— Start of SOURCE DATA —

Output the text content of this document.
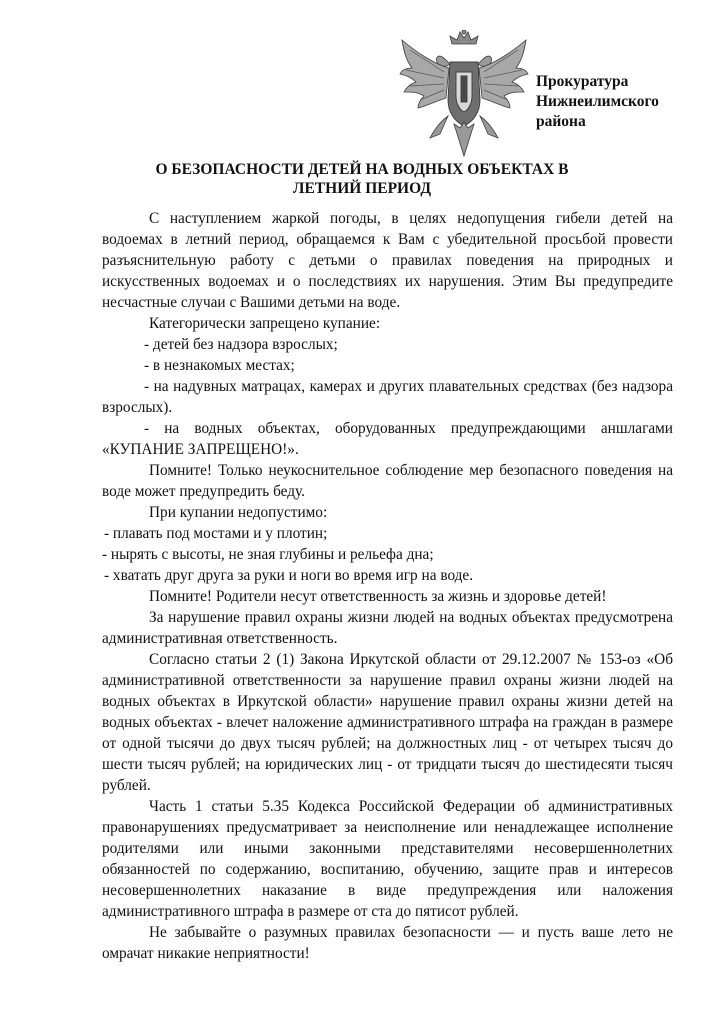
Прокуратура
Нижнеилимского
района
О БЕЗОПАСНОСТИ ДЕТЕЙ НА ВОДНЫХ ОБЪЕКТАХ В
ЛЕТНИЙ ПЕРИОД

С наступлением жаркой погоды, в целях недопущения гибели детей на водоемах в летний период, обращаемся к Вам с убедительной просьбой провести разъяснительную работу с детьми о правилах поведения на природных и искусственных водоемах и о последствиях их нарушения. Этим Вы предупредите несчастные случаи с Вашими детьми на воде.

Категорически запрещено купание:

- детей без надзора взрослых;

- в незнакомых местах;

- на надувных матрацах, камерах и других плавательных средствах (без надзора взрослых).

- на водных объектах, оборудованных предупреждающими аншлагами «КУПАНИЕ ЗАПРЕЩЕНО!».

Помните! Только неукоснительное соблюдение мер безопасного поведения на воде может предупредить беду.

При купании недопустимо:

- плавать под мостами и у плотин;

- нырять с высоты, не зная глубины и рельефа дна;

- хватать друг друга за руки и ноги во время игр на воде.

Помните! Родители несут ответственность за жизнь и здоровье детей!

За нарушение правил охраны жизни людей на водных объектах предусмотрена административная ответственность.

Согласно статьи 2 (1) Закона Иркутской области от 29.12.2007 № 153-оз «Об административной ответственности за нарушение правил охраны жизни людей на водных объектах в Иркутской области» нарушение правил охраны жизни детей на водных объектах - влечет наложение административного штрафа на граждан в размере от одной тысячи до двух тысяч рублей; на должностных лиц - от четырех тысяч до шести тысяч рублей; на юридических лиц - от тридцати тысяч до шестидесяти тысяч рублей.

Часть 1 статьи 5.35 Кодекса Российской Федерации об административных правонарушениях предусматривает за неисполнение или ненадлежащее исполнение родителями или иными законными представителями несовершеннолетних обязанностей по содержанию, воспитанию, обучению, защите прав и интересов несовершеннолетних наказание в виде предупреждения или наложения административного штрафа в размере от ста до пятисот рублей.

Не забывайте о разумных правилах безопасности — и пусть ваше лето не омрачат никакие неприятности!
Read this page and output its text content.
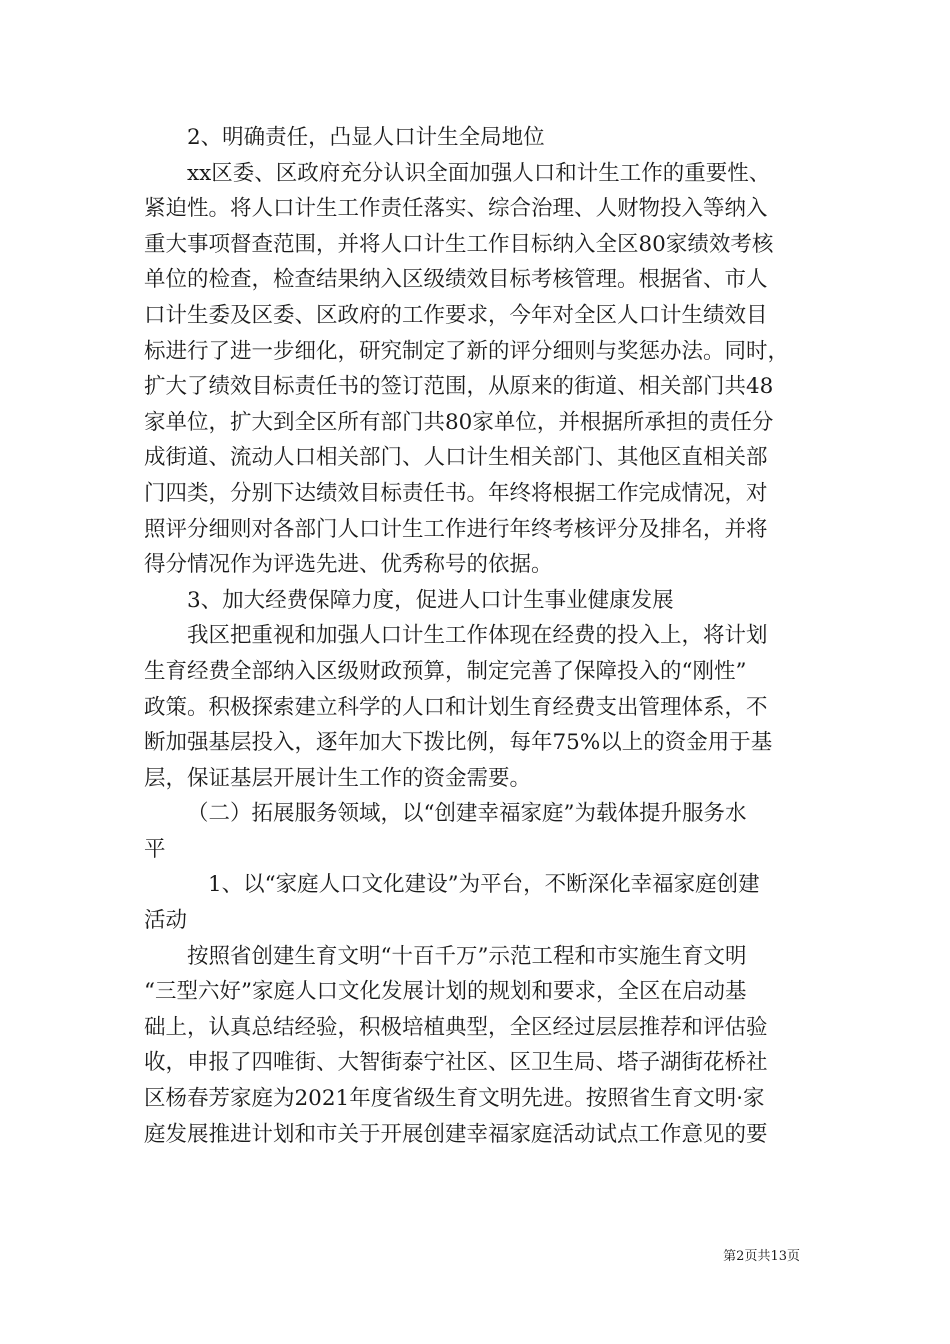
2、明确责任，凸显人口计生全局地位

xx区委、区政府充分认识全面加强人口和计生工作的重要性、

紧迫性。将人口计生工作责任落实、综合治理、人财物投入等纳入

重大事项督查范围，并将人口计生工作目标纳入全区80家绩效考核

单位的检查，检查结果纳入区级绩效目标考核管理。根据省、市人

口计生委及区委、区政府的工作要求，今年对全区人口计生绩效目

标进行了进一步细化，研究制定了新的评分细则与奖惩办法。同时，

扩大了绩效目标责任书的签订范围，从原来的街道、相关部门共48

家单位，扩大到全区所有部门共80家单位，并根据所承担的责任分

成街道、流动人口相关部门、人口计生相关部门、其他区直相关部

门四类，分别下达绩效目标责任书。年终将根据工作完成情况，对

照评分细则对各部门人口计生工作进行年终考核评分及排名，并将

得分情况作为评选先进、优秀称号的依据。

3、加大经费保障力度，促进人口计生事业健康发展

我区把重视和加强人口计生工作体现在经费的投入上，将计划

生育经费全部纳入区级财政预算，制定完善了保障投入的“刚性”

政策。积极探索建立科学的人口和计划生育经费支出管理体系，不

断加强基层投入，逐年加大下拨比例，每年75%以上的资金用于基

层，保证基层开展计生工作的资金需要。

（二）拓展服务领域，以“创建幸福家庭”为载体提升服务水

平

1、以“家庭人口文化建设”为平台，不断深化幸福家庭创建

活动

按照省创建生育文明“十百千万”示范工程和市实施生育文明

“三型六好”家庭人口文化发展计划的规划和要求，全区在启动基

础上，认真总结经验，积极培植典型，全区经过层层推荐和评估验

收，申报了四唯街、大智街泰宁社区、区卫生局、塔子湖街花桥社

区杨春芳家庭为2021年度省级生育文明先进。按照省生育文明·家

庭发展推进计划和市关于开展创建幸福家庭活动试点工作意见的要

第2页共13页
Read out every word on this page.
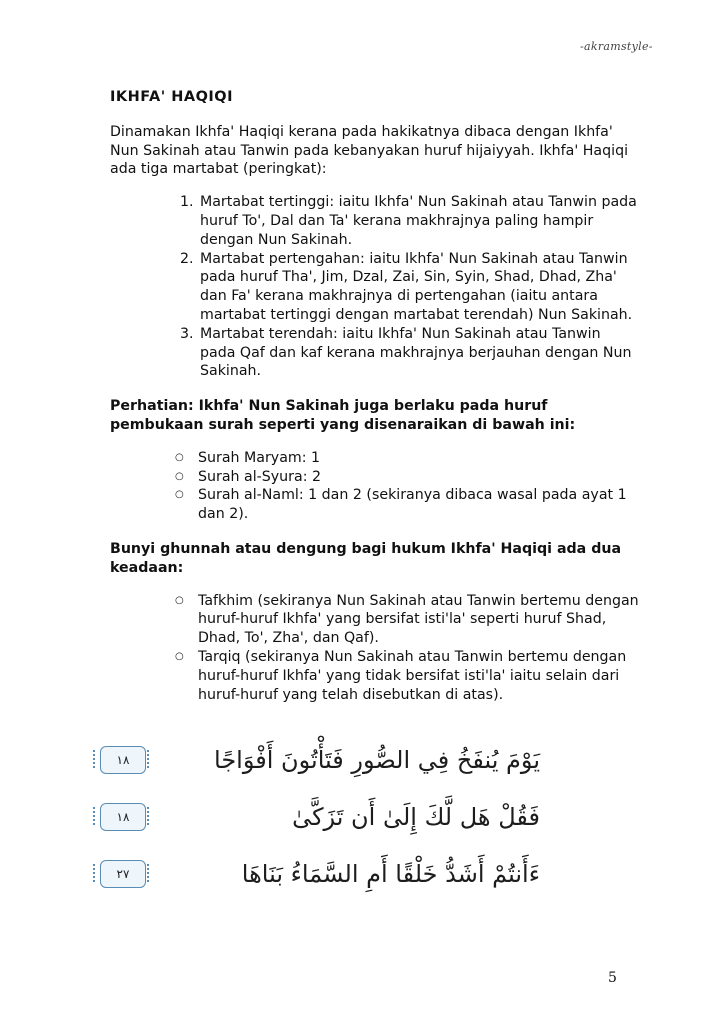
-akramstyle-
IKHFA' HAQIQI

Dinamakan Ikhfa' Haqiqi kerana pada hakikatnya dibaca dengan Ikhfa' Nun Sakinah atau Tanwin pada kebanyakan huruf hijaiyyah. Ikhfa' Haqiqi ada tiga martabat (peringkat):

1. Martabat tertinggi: iaitu Ikhfa' Nun Sakinah atau Tanwin pada huruf To', Dal dan Ta' kerana makhrajnya paling hampir dengan Nun Sakinah.
2. Martabat pertengahan: iaitu Ikhfa' Nun Sakinah atau Tanwin pada huruf Tha', Jim, Dzal, Zai, Sin, Syin, Shad, Dhad, Zha' dan Fa' kerana makhrajnya di pertengahan (iaitu antara martabat tertinggi dengan martabat terendah) Nun Sakinah.
3. Martabat terendah: iaitu Ikhfa' Nun Sakinah atau Tanwin pada Qaf dan kaf kerana makhrajnya berjauhan dengan Nun Sakinah.

Perhatian: Ikhfa' Nun Sakinah juga berlaku pada huruf pembukaan surah seperti yang disenaraikan di bawah ini:

○ Surah Maryam: 1
○ Surah al-Syura: 2
○ Surah al-Naml: 1 dan 2 (sekiranya dibaca wasal pada ayat 1 dan 2).

Bunyi ghunnah atau dengung bagi hukum Ikhfa' Haqiqi ada dua keadaan:

○ Tafkhim (sekiranya Nun Sakinah atau Tanwin bertemu dengan huruf-huruf Ikhfa' yang bersifat isti'la' seperti huruf Shad, Dhad, To', Zha', dan Qaf).
○ Tarqiq (sekiranya Nun Sakinah atau Tanwin bertemu dengan huruf-huruf Ikhfa' yang tidak bersifat isti'la' iaitu selain dari huruf-huruf yang telah disebutkan di atas).
١٨	يَوْمَ يُنفَخُ فِي الصُّورِ فَتَأْتُونَ أَفْوَاجًا
١٨	فَقُلْ هَل لَّكَ إِلَىٰ أَن تَزَكَّىٰ
٢٧	ءَأَنتُمْ أَشَدُّ خَلْقًا أَمِ السَّمَاءُ بَنَاهَا
5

— End of SOURCE DATA —

Copy out all the records exactly, excluding pictures.

Output the text content of this document.
Прокуратура
Нижнеилимского
района
О БЕЗОПАСНОСТИ ДЕТЕЙ НА ВОДНЫХ ОБЪЕКТАХ В
ЛЕТНИЙ ПЕРИОД

С наступлением жаркой погоды, в целях недопущения гибели детей на водоемах в летний период, обращаемся к Вам с убедительной просьбой провести разъяснительную работу с детьми о правилах поведения на природных и искусственных водоемах и о последствиях их нарушения. Этим Вы предупредите несчастные случаи с Вашими детьми на воде.

Категорически запрещено купание:

- детей без надзора взрослых;

- в незнакомых местах;

- на надувных матрацах, камерах и других плавательных средствах (без надзора взрослых).

- на водных объектах, оборудованных предупреждающими аншлагами «КУПАНИЕ ЗАПРЕЩЕНО!».

Помните! Только неукоснительное соблюдение мер безопасного поведения на воде может предупредить беду.

При купании недопустимо:

- плавать под мостами и у плотин;

- нырять с высоты, не зная глубины и рельефа дна;

- хватать друг друга за руки и ноги во время игр на воде.

Помните! Родители несут ответственность за жизнь и здоровье детей!

За нарушение правил охраны жизни людей на водных объектах предусмотрена административная ответственность.

Согласно статьи 2 (1) Закона Иркутской области от 29.12.2007 № 153-оз «Об административной ответственности за нарушение правил охраны жизни людей на водных объектах в Иркутской области» нарушение правил охраны жизни детей на водных объектах - влечет наложение административного штрафа на граждан в размере от одной тысячи до двух тысяч рублей; на должностных лиц - от четырех тысяч до шести тысяч рублей; на юридических лиц - от тридцати тысяч до шестидесяти тысяч рублей.

Часть 1 статьи 5.35 Кодекса Российской Федерации об административных правонарушениях предусматривает за неисполнение или ненадлежащее исполнение родителями или иными законными представителями несовершеннолетних обязанностей по содержанию, воспитанию, обучению, защите прав и интересов несовершеннолетних наказание в виде предупреждения или наложения административного штрафа в размере от ста до пятисот рублей.

Не забывайте о разумных правилах безопасности — и пусть ваше лето не омрачат никакие неприятности!
Read this page and output its text content.
2、明确责任，凸显人口计生全局地位

xx区委、区政府充分认识全面加强人口和计生工作的重要性、

紧迫性。将人口计生工作责任落实、综合治理、人财物投入等纳入

重大事项督查范围，并将人口计生工作目标纳入全区80家绩效考核

单位的检查，检查结果纳入区级绩效目标考核管理。根据省、市人

口计生委及区委、区政府的工作要求，今年对全区人口计生绩效目

标进行了进一步细化，研究制定了新的评分细则与奖惩办法。同时，

扩大了绩效目标责任书的签订范围，从原来的街道、相关部门共48

家单位，扩大到全区所有部门共80家单位，并根据所承担的责任分

成街道、流动人口相关部门、人口计生相关部门、其他区直相关部

门四类，分别下达绩效目标责任书。年终将根据工作完成情况，对

照评分细则对各部门人口计生工作进行年终考核评分及排名，并将

得分情况作为评选先进、优秀称号的依据。

3、加大经费保障力度，促进人口计生事业健康发展

我区把重视和加强人口计生工作体现在经费的投入上，将计划

生育经费全部纳入区级财政预算，制定完善了保障投入的“刚性”

政策。积极探索建立科学的人口和计划生育经费支出管理体系，不

断加强基层投入，逐年加大下拨比例，每年75%以上的资金用于基

层，保证基层开展计生工作的资金需要。

（二）拓展服务领域，以“创建幸福家庭”为载体提升服务水

平

1、以“家庭人口文化建设”为平台，不断深化幸福家庭创建

活动

按照省创建生育文明“十百千万”示范工程和市实施生育文明

“三型六好”家庭人口文化发展计划的规划和要求，全区在启动基

础上，认真总结经验，积极培植典型，全区经过层层推荐和评估验

收，申报了四唯街、大智街泰宁社区、区卫生局、塔子湖街花桥社

区杨春芳家庭为2021年度省级生育文明先进。按照省生育文明·家

庭发展推进计划和市关于开展创建幸福家庭活动试点工作意见的要

第2页共13页
Read out every word on this page.
-akramstyle-
IKHFA' HAQIQI

Dinamakan Ikhfa' Haqiqi kerana pada hakikatnya dibaca dengan Ikhfa' Nun Sakinah atau Tanwin pada kebanyakan huruf hijaiyyah. Ikhfa' Haqiqi ada tiga martabat (peringkat):

1. Martabat tertinggi: iaitu Ikhfa' Nun Sakinah atau Tanwin pada huruf To', Dal dan Ta' kerana makhrajnya paling hampir dengan Nun Sakinah.
2. Martabat pertengahan: iaitu Ikhfa' Nun Sakinah atau Tanwin pada huruf Tha', Jim, Dzal, Zai, Sin, Syin, Shad, Dhad, Zha' dan Fa' kerana makhrajnya di pertengahan (iaitu antara martabat tertinggi dengan martabat terendah) Nun Sakinah.
3. Martabat terendah: iaitu Ikhfa' Nun Sakinah atau Tanwin pada Qaf dan kaf kerana makhrajnya berjauhan dengan Nun Sakinah.

Perhatian: Ikhfa' Nun Sakinah juga berlaku pada huruf pembukaan surah seperti yang disenaraikan di bawah ini:

○ Surah Maryam: 1
○ Surah al-Syura: 2
○ Surah al-Naml: 1 dan 2 (sekiranya dibaca wasal pada ayat 1 dan 2).

Bunyi ghunnah atau dengung bagi hukum Ikhfa' Haqiqi ada dua keadaan:

○ Tafkhim (sekiranya Nun Sakinah atau Tanwin bertemu dengan huruf-huruf Ikhfa' yang bersifat isti'la' seperti huruf Shad, Dhad, To', Zha', dan Qaf).
○ Tarqiq (sekiranya Nun Sakinah atau Tanwin bertemu dengan huruf-huruf Ikhfa' yang tidak bersifat isti'la' iaitu selain dari huruf-huruf yang telah disebutkan di atas).
١٨	يَوْمَ يُنفَخُ فِي الصُّورِ فَتَأْتُونَ أَفْوَاجًا
١٨	فَقُلْ هَل لَّكَ إِلَىٰ أَن تَزَكَّىٰ
٢٧	ءَأَنتُمْ أَشَدُّ خَلْقًا أَمِ السَّمَاءُ بَنَاهَا
5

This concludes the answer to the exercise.